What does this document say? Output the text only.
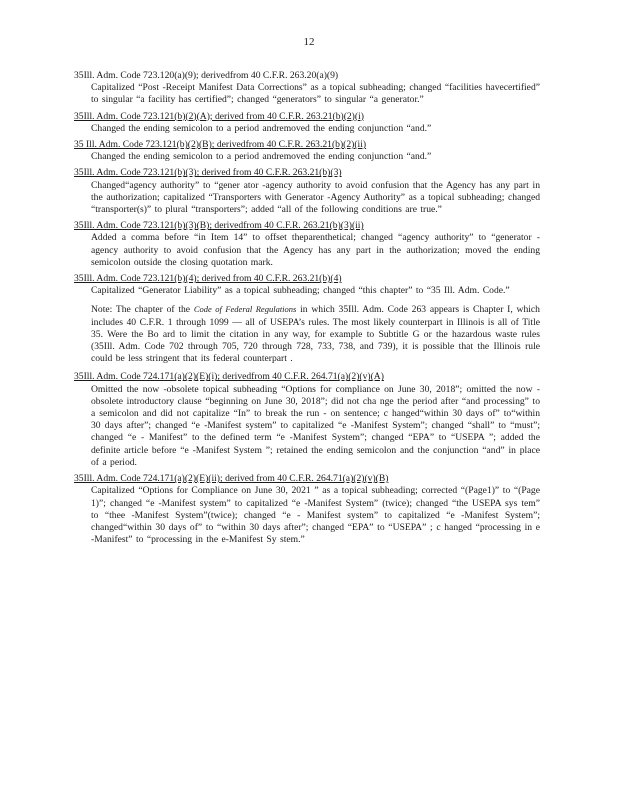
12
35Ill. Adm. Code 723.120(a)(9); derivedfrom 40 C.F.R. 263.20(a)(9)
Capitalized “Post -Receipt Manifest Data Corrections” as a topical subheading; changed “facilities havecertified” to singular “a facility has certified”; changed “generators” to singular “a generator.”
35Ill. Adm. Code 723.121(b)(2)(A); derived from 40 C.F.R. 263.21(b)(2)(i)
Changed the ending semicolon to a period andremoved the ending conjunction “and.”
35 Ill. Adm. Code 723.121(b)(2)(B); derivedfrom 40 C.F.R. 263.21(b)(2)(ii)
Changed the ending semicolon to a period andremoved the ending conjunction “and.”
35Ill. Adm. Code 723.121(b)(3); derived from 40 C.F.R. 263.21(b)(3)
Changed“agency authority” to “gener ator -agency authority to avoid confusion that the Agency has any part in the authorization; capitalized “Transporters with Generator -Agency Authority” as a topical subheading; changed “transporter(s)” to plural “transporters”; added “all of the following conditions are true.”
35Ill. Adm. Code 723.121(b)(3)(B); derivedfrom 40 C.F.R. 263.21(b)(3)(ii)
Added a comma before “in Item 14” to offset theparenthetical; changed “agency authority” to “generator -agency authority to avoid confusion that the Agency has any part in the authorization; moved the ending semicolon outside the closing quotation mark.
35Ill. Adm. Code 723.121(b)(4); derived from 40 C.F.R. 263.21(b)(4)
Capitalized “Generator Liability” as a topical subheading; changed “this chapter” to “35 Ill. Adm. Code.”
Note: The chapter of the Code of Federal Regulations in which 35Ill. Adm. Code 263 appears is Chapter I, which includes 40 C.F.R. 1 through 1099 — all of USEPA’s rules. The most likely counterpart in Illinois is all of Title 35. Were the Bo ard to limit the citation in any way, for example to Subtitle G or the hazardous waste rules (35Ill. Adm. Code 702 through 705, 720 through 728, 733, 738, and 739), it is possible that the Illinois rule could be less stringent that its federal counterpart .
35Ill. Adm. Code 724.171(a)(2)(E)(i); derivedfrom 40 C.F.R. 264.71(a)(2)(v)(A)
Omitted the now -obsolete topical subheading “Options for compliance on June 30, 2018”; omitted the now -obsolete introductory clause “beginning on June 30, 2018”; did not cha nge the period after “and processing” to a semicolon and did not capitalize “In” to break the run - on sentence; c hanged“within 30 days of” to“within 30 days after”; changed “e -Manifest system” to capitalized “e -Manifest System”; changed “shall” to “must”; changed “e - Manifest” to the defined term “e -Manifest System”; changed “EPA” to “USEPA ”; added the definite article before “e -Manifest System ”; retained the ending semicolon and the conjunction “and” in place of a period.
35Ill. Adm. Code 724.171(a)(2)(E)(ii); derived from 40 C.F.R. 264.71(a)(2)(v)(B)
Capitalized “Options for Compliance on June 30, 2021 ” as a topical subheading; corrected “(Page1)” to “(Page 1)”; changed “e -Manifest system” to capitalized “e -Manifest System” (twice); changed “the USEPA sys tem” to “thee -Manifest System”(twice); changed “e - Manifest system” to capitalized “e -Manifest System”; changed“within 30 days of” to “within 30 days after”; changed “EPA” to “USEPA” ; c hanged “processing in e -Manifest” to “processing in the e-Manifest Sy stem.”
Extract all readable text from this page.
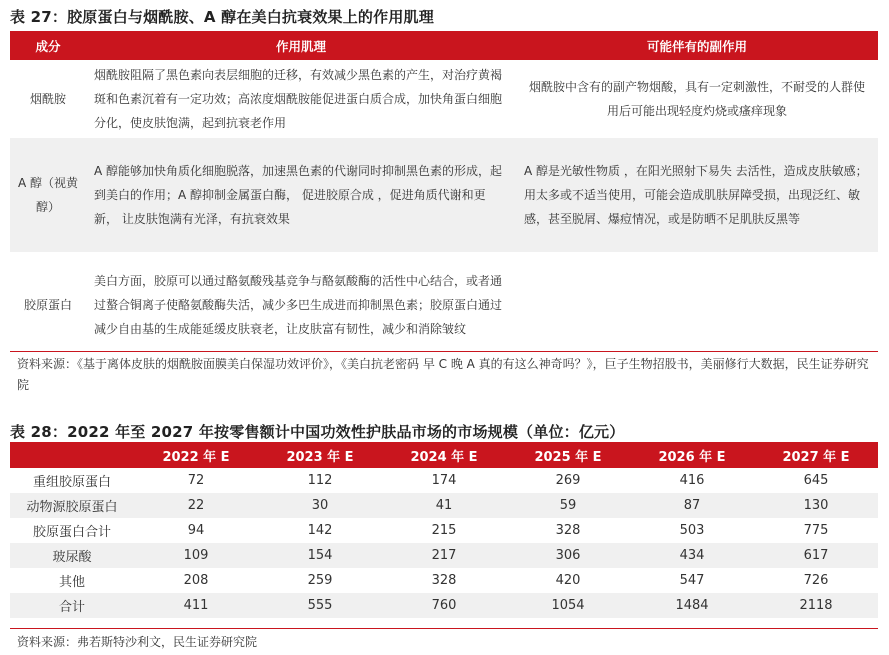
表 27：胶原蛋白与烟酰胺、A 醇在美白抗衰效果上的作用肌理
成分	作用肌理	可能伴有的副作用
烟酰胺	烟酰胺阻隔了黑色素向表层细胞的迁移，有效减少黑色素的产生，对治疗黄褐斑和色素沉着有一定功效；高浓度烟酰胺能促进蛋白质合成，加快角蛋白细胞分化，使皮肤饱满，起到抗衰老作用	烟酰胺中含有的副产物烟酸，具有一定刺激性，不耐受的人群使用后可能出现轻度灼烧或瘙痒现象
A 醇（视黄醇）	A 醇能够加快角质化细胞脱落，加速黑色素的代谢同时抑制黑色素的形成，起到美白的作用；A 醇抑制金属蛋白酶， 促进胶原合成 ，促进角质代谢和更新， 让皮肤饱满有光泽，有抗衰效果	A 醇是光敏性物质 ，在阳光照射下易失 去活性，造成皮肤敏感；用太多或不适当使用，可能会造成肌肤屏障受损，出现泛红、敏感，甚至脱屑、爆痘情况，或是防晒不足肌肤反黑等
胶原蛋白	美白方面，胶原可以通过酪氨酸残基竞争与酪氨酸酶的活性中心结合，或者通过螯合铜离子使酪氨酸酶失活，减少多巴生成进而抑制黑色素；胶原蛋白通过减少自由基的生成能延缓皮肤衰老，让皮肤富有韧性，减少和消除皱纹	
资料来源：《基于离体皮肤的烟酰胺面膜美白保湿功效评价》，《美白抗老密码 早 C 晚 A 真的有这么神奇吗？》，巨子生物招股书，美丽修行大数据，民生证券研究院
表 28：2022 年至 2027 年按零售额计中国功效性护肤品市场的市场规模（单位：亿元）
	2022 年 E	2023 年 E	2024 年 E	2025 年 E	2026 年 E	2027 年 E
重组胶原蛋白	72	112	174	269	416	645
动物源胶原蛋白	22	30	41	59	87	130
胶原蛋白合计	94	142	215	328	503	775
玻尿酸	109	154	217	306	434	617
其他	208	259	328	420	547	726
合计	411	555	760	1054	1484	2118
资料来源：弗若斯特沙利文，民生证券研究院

--

To be done:
Repeat the material above in full and unchanged, minus its images.

Exercise response:
What does this document say? Output the text only.
12
35Ill. Adm. Code 723.120(a)(9); derivedfrom 40 C.F.R. 263.20(a)(9)
Capitalized “Post -Receipt Manifest Data Corrections” as a topical subheading; changed “facilities havecertified” to singular “a facility has certified”; changed “generators” to singular “a generator.”
35Ill. Adm. Code 723.121(b)(2)(A); derived from 40 C.F.R. 263.21(b)(2)(i)
Changed the ending semicolon to a period andremoved the ending conjunction “and.”
35 Ill. Adm. Code 723.121(b)(2)(B); derivedfrom 40 C.F.R. 263.21(b)(2)(ii)
Changed the ending semicolon to a period andremoved the ending conjunction “and.”
35Ill. Adm. Code 723.121(b)(3); derived from 40 C.F.R. 263.21(b)(3)
Changed“agency authority” to “gener ator -agency authority to avoid confusion that the Agency has any part in the authorization; capitalized “Transporters with Generator -Agency Authority” as a topical subheading; changed “transporter(s)” to plural “transporters”; added “all of the following conditions are true.”
35Ill. Adm. Code 723.121(b)(3)(B); derivedfrom 40 C.F.R. 263.21(b)(3)(ii)
Added a comma before “in Item 14” to offset theparenthetical; changed “agency authority” to “generator -agency authority to avoid confusion that the Agency has any part in the authorization; moved the ending semicolon outside the closing quotation mark.
35Ill. Adm. Code 723.121(b)(4); derived from 40 C.F.R. 263.21(b)(4)
Capitalized “Generator Liability” as a topical subheading; changed “this chapter” to “35 Ill. Adm. Code.”
Note: The chapter of the Code of Federal Regulations in which 35Ill. Adm. Code 263 appears is Chapter I, which includes 40 C.F.R. 1 through 1099 — all of USEPA’s rules. The most likely counterpart in Illinois is all of Title 35. Were the Bo ard to limit the citation in any way, for example to Subtitle G or the hazardous waste rules (35Ill. Adm. Code 702 through 705, 720 through 728, 733, 738, and 739), it is possible that the Illinois rule could be less stringent that its federal counterpart .
35Ill. Adm. Code 724.171(a)(2)(E)(i); derivedfrom 40 C.F.R. 264.71(a)(2)(v)(A)
Omitted the now -obsolete topical subheading “Options for compliance on June 30, 2018”; omitted the now -obsolete introductory clause “beginning on June 30, 2018”; did not cha nge the period after “and processing” to a semicolon and did not capitalize “In” to break the run - on sentence; c hanged“within 30 days of” to“within 30 days after”; changed “e -Manifest system” to capitalized “e -Manifest System”; changed “shall” to “must”; changed “e - Manifest” to the defined term “e -Manifest System”; changed “EPA” to “USEPA ”; added the definite article before “e -Manifest System ”; retained the ending semicolon and the conjunction “and” in place of a period.
35Ill. Adm. Code 724.171(a)(2)(E)(ii); derived from 40 C.F.R. 264.71(a)(2)(v)(B)
Capitalized “Options for Compliance on June 30, 2021 ” as a topical subheading; corrected “(Page1)” to “(Page 1)”; changed “e -Manifest system” to capitalized “e -Manifest System” (twice); changed “the USEPA sys tem” to “thee -Manifest System”(twice); changed “e - Manifest system” to capitalized “e -Manifest System”; changed“within 30 days of” to “within 30 days after”; changed “EPA” to “USEPA” ; c hanged “processing in e -Manifest” to “processing in the e-Manifest Sy stem.”
Extract all readable text from this page.
表 27：胶原蛋白与烟酰胺、A 醇在美白抗衰效果上的作用肌理
成分	作用肌理	可能伴有的副作用
烟酰胺	烟酰胺阻隔了黑色素向表层细胞的迁移，有效减少黑色素的产生，对治疗黄褐斑和色素沉着有一定功效；高浓度烟酰胺能促进蛋白质合成，加快角蛋白细胞分化，使皮肤饱满，起到抗衰老作用	烟酰胺中含有的副产物烟酸，具有一定刺激性，不耐受的人群使用后可能出现轻度灼烧或瘙痒现象
A 醇（视黄醇）	A 醇能够加快角质化细胞脱落，加速黑色素的代谢同时抑制黑色素的形成，起到美白的作用；A 醇抑制金属蛋白酶， 促进胶原合成 ，促进角质代谢和更新， 让皮肤饱满有光泽，有抗衰效果	A 醇是光敏性物质 ，在阳光照射下易失 去活性，造成皮肤敏感；用太多或不适当使用，可能会造成肌肤屏障受损，出现泛红、敏感，甚至脱屑、爆痘情况，或是防晒不足肌肤反黑等
胶原蛋白	美白方面，胶原可以通过酪氨酸残基竞争与酪氨酸酶的活性中心结合，或者通过螯合铜离子使酪氨酸酶失活，减少多巴生成进而抑制黑色素；胶原蛋白通过减少自由基的生成能延缓皮肤衰老，让皮肤富有韧性，减少和消除皱纹	
资料来源：《基于离体皮肤的烟酰胺面膜美白保湿功效评价》，《美白抗老密码 早 C 晚 A 真的有这么神奇吗？》，巨子生物招股书，美丽修行大数据，民生证券研究院
表 28：2022 年至 2027 年按零售额计中国功效性护肤品市场的市场规模（单位：亿元）
	2022 年 E	2023 年 E	2024 年 E	2025 年 E	2026 年 E	2027 年 E
重组胶原蛋白	72	112	174	269	416	645
动物源胶原蛋白	22	30	41	59	87	130
胶原蛋白合计	94	142	215	328	503	775
玻尿酸	109	154	217	306	434	617
其他	208	259	328	420	547	726
合计	411	555	760	1054	1484	2118
资料来源：弗若斯特沙利文，民生证券研究院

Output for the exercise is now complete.